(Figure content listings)

%%

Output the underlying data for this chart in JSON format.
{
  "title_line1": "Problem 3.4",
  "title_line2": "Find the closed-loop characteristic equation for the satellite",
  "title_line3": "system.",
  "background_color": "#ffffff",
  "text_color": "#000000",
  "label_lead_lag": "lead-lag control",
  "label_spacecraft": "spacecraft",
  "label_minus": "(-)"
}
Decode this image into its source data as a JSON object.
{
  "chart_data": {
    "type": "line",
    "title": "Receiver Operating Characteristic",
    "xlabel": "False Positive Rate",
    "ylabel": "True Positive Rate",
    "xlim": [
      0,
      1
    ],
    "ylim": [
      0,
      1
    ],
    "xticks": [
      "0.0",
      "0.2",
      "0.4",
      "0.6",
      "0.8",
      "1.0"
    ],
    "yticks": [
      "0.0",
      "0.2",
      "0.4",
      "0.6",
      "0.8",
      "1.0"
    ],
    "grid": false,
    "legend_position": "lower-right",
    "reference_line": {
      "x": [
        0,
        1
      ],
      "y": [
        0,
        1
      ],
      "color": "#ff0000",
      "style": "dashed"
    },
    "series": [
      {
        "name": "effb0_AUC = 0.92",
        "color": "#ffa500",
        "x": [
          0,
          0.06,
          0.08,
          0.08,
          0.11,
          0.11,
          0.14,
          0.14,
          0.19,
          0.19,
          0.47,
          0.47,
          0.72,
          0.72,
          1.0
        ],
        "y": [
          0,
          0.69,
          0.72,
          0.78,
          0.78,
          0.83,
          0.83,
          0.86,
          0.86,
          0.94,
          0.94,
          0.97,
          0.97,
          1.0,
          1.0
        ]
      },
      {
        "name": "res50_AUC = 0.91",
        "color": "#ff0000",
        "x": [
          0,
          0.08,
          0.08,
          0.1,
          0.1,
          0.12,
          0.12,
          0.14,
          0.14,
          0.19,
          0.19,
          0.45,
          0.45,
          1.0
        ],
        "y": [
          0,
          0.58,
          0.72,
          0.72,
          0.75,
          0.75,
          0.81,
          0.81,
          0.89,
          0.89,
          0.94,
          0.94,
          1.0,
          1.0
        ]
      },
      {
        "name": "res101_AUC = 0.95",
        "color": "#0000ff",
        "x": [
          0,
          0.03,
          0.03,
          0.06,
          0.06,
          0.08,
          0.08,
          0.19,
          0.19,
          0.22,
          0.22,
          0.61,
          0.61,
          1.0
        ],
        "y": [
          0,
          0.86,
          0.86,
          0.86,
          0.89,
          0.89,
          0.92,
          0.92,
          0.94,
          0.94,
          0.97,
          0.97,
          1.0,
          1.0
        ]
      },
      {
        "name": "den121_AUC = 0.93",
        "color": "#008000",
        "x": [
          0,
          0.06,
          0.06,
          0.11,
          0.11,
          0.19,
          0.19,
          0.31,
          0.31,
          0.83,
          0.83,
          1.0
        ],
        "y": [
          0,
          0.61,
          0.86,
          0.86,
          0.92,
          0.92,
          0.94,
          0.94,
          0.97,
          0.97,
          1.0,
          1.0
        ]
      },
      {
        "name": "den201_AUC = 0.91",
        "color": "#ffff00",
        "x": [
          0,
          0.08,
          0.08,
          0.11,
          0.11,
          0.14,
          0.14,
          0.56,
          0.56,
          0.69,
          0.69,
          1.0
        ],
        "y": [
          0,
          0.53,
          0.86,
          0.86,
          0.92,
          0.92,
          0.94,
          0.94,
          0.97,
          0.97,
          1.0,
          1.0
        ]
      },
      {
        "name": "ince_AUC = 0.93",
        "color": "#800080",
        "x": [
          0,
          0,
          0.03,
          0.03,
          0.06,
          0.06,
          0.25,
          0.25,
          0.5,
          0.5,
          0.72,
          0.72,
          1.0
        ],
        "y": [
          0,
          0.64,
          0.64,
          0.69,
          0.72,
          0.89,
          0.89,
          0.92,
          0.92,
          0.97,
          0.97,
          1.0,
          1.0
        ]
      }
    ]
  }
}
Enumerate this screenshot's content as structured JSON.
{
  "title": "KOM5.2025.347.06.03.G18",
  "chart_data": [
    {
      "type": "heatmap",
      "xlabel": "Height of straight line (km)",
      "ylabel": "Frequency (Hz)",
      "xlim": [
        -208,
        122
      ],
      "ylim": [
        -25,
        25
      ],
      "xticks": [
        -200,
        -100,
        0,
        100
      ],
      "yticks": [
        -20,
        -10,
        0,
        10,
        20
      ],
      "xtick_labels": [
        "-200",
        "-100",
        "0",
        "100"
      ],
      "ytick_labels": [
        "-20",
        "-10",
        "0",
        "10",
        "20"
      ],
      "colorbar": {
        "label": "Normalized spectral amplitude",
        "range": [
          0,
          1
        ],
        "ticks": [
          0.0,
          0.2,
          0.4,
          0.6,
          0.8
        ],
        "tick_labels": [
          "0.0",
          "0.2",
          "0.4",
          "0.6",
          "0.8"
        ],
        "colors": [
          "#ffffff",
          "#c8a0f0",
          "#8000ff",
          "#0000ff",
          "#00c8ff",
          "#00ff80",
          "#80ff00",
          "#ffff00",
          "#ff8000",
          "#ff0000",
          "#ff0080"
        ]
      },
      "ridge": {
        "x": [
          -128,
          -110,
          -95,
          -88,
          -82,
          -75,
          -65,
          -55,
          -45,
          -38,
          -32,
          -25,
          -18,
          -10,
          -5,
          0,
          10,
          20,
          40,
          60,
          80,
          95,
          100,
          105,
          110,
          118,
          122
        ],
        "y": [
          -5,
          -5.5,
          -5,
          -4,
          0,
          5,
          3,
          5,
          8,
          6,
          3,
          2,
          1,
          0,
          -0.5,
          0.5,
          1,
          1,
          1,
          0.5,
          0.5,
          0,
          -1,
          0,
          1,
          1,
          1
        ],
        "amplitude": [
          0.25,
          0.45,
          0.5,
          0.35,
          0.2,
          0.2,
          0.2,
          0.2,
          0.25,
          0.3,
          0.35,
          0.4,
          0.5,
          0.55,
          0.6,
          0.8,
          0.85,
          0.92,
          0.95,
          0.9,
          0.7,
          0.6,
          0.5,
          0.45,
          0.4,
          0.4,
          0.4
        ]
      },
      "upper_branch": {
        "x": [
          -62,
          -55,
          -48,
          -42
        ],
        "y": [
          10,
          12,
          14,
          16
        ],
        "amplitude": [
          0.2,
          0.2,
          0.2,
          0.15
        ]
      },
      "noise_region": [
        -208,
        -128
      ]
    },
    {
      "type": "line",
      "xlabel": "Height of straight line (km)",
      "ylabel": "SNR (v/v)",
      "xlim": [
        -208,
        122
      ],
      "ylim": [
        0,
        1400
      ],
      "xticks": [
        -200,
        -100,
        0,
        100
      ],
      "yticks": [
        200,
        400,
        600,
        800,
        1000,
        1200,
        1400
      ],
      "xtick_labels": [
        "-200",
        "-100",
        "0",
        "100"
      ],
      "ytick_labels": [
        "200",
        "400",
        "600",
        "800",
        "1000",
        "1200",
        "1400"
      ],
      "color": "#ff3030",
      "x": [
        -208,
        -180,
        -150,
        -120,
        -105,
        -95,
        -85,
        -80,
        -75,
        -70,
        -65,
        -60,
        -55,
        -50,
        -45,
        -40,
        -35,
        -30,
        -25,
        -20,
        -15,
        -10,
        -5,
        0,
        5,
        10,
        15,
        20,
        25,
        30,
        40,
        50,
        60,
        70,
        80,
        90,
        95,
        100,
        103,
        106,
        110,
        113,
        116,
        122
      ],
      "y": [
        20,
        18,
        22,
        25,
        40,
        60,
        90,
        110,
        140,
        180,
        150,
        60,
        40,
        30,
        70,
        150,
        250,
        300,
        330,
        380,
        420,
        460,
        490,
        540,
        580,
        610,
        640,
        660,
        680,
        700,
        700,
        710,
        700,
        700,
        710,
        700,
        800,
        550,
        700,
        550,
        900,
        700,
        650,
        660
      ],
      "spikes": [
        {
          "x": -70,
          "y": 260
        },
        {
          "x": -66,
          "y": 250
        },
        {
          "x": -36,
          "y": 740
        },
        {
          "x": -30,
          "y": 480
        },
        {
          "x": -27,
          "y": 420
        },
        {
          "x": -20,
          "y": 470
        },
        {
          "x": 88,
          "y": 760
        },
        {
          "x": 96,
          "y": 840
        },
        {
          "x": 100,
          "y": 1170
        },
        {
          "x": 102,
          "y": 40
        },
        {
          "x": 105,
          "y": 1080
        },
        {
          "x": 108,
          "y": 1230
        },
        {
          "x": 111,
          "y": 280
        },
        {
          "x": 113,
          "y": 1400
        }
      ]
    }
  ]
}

%%

> TO DO: The answer is a single number: how many lines include the word "ylabel"?

> WRITTEN REPLY: 3